Erinnern: Die Löcher im Kopf füllen
Am und vor dem Volkstrauertag wird in Halbe auf besondere Weise der Opfer von Krieg und Gewalt gedacht. Dort fand eine der letzten Kesselschlachten des Zweiten Weltkrieges statt; der Waldfriedhof ist eine aktive Kriegsgräberstätte. Das Erinnern richtet sich aber auch in die Familien hinein.
Von Dörthe Ziemer
Wenn Arnold Mosshammer über seine Erinnerungen an den Krieg spricht, dann erstreckt sich das über mehrere Jahrzehnte, Staatsgebilde und verschiedene Epochen von Erinnerungsarbeit. Als Zwölfjähriger hat er die Kesselschlacht von Halbe überlebt, der 60.000 Menschen, darunter 10.000 Zivilisten, zum Opfer gefallen waren. Während der Schlacht saß er vier Tage im Keller und, aus diesem wieder emporgekommen, erblickte er die Leichen, die übereinanderlagen, kaputtes Militärgerät und Zerstörung überall. Wer überlebt hatte, musste bei der Bergung und dem Begräbnis der Toten sowie bei der Beräumung der Militärgeräte helfen. Die Toten wurden meist an Ort und Stelle bestattet. Erst ab 1951 entstand dank des Engagements von Pfarrer Ernst Teichmann der Halber Waldfriedhof, auf dem bis heute sterbliche Überreste von Kriegsopfern, die anderswo geborgen werden, ihre Ruhe finden.

********************

* [GESTELLTE AUFGABE A]: Gib bitte aus den Einträgen die Zeilen wortgetreu wieder, beginnend mit der ersten Zeile der Einträge und endend mit der Zeile, die „The thin film transistor M2a is“ enthält, beide eingeschlossen.
Der Text und die Einträge stammen aus verschiedenen Quellen.

* [AUSZÜGE DER EINTRÄGE]:

********************

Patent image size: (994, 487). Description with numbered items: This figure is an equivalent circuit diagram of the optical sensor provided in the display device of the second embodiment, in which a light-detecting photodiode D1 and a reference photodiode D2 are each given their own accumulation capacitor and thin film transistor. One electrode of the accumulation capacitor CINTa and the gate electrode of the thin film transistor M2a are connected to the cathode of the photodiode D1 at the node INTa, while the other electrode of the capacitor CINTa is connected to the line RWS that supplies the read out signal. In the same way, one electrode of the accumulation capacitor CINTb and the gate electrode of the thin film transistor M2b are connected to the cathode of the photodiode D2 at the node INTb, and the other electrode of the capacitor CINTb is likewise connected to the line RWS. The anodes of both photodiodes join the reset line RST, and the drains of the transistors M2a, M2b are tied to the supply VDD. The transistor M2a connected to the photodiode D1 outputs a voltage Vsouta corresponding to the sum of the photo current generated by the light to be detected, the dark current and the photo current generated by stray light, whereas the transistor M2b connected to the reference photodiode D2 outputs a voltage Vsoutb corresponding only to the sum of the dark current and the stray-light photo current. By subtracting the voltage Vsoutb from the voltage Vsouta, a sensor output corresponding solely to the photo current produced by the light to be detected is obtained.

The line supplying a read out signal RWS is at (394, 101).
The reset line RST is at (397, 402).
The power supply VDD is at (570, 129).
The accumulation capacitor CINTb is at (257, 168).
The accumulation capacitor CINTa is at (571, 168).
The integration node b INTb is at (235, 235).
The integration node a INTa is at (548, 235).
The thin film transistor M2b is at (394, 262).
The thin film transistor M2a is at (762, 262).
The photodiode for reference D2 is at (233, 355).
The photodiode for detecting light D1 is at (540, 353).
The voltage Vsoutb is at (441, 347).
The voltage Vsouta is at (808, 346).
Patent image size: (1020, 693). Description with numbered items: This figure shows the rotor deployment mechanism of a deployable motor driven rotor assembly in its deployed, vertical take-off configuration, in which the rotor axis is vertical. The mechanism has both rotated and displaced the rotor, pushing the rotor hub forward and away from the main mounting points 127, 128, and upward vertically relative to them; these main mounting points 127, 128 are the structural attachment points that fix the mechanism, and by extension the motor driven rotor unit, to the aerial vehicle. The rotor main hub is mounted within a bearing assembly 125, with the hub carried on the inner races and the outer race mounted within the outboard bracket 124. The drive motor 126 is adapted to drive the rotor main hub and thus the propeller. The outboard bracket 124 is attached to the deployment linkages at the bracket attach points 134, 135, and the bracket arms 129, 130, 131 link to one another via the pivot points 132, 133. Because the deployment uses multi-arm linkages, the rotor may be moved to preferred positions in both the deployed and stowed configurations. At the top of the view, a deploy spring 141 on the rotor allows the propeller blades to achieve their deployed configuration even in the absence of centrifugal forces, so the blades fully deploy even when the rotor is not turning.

********************

* [GESTELLTE AUFGABE B]: Schreibe den Text über das Erinnern an die Kesselschlacht von Halbe im Anschluss an seinen letzten Satz weiter.

* [VERFASSTE ANTWORT A]:
Patent image size: (994, 487). Description with numbered items: This figure is an equivalent circuit diagram of the optical sensor provided in the display device of the second embodiment, in which a light-detecting photodiode D1 and a reference photodiode D2 are each given their own accumulation capacitor and thin film transistor. One electrode of the accumulation capacitor CINTa and the gate electrode of the thin film transistor M2a are connected to the cathode of the photodiode D1 at the node INTa, while the other electrode of the capacitor CINTa is connected to the line RWS that supplies the read out signal. In the same way, one electrode of the accumulation capacitor CINTb and the gate electrode of the thin film transistor M2b are connected to the cathode of the photodiode D2 at the node INTb, and the other electrode of the capacitor CINTb is likewise connected to the line RWS. The anodes of both photodiodes join the reset line RST, and the drains of the transistors M2a, M2b are tied to the supply VDD. The transistor M2a connected to the photodiode D1 outputs a voltage Vsouta corresponding to the sum of the photo current generated by the light to be detected, the dark current and the photo current generated by stray light, whereas the transistor M2b connected to the reference photodiode D2 outputs a voltage Vsoutb corresponding only to the sum of the dark current and the stray-light photo current. By subtracting the voltage Vsoutb from the voltage Vsouta, a sensor output corresponding solely to the photo current produced by the light to be detected is obtained.

The line supplying a read out signal RWS is at (394, 101).
The reset line RST is at (397, 402).
The power supply VDD is at (570, 129).
The accumulation capacitor CINTb is at (257, 168).
The accumulation capacitor CINTa is at (571, 168).
The integration node b INTb is at (235, 235).
The integration node a INTa is at (548, 235).
The thin film transistor M2b is at (394, 262).
The thin film transistor M2a is at (762, 262).

* [VERFASSTE ANTWORT B]:
Die letzten Kriegstage bestimmten den Rest seines Lebens, sagt Arnold Mosshammer. Auch als heute 88-Jähriger wird er nicht müde davon zu berichten. „Ich möchte alles tun, damit nie wieder ein Krieg von deutschem Boden ausgeht“, sagt er. Doch zu den Erzählungen „über die Zeit vor, während und nach der Kesselschlacht“ kommen die Erinnerungen über die Zeit nach der Wende. Denn zunehmend missbrauchten um die 2002er Jahre Neonazis den Ort, an dem Tausende deutsche Wehrmachtssoldaten begraben sind, für ihr so genanntes „Heldengedenken“ und für Aufmärsche. „Alle Geschäfte in Halbe waren an solchen Tagen geschlossen“, erinnert sich Arnold Mosshammer. Viele Halber hätten hinter den Gardinen gestanden und zugeschaut. Nicht so er und eine Handvoll weiterer Mitstreiter, die sich diesen Demonstrationen entgegenstellen wollten. Wurden sie anfangs von der Polizei zurückgehalten, taten sich in den Folgejahren immer mehr Demokraten von der lokalen bis hin zur Landes- und Bundesebene zusammen.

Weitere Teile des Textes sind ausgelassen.